PROBLEM:
Only lines holding the word "select" should be copied from the material.

(Extracted records)
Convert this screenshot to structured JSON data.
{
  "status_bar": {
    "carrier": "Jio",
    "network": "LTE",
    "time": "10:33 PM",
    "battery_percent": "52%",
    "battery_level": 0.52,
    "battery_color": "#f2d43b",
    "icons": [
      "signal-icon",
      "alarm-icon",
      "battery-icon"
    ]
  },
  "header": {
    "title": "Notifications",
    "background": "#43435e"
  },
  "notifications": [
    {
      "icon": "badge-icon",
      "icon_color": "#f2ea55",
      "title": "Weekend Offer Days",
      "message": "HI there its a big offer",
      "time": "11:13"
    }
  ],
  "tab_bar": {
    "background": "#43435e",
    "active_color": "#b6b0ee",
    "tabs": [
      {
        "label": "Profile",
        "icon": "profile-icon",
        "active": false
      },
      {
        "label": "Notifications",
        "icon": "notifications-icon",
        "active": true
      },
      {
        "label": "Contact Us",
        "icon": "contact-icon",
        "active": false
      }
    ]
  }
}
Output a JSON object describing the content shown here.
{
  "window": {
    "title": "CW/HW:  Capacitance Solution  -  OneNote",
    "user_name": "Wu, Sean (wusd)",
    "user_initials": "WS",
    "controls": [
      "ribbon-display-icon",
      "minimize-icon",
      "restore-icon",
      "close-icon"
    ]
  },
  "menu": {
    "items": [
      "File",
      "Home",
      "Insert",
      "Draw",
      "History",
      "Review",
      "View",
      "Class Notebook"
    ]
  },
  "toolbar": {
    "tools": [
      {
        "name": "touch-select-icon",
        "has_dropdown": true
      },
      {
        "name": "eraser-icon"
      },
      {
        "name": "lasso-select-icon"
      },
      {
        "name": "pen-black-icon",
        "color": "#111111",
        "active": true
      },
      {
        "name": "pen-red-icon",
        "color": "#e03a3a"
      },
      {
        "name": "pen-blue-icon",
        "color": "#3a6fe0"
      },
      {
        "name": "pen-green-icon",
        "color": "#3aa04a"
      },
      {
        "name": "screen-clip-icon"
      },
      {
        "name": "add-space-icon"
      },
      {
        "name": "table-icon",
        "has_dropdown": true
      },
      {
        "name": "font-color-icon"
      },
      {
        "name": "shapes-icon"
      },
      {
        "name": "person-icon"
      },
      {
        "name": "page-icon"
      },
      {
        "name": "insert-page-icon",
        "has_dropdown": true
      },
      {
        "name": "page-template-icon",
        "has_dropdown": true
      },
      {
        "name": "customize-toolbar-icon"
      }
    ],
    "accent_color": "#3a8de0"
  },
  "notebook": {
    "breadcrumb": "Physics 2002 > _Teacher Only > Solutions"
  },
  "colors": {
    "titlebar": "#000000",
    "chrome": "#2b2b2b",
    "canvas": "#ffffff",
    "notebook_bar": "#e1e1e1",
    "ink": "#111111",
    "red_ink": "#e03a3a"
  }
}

EXERCISE ANSWER:
        "name": "touch-select-icon",
        "name": "lasso-select-icon"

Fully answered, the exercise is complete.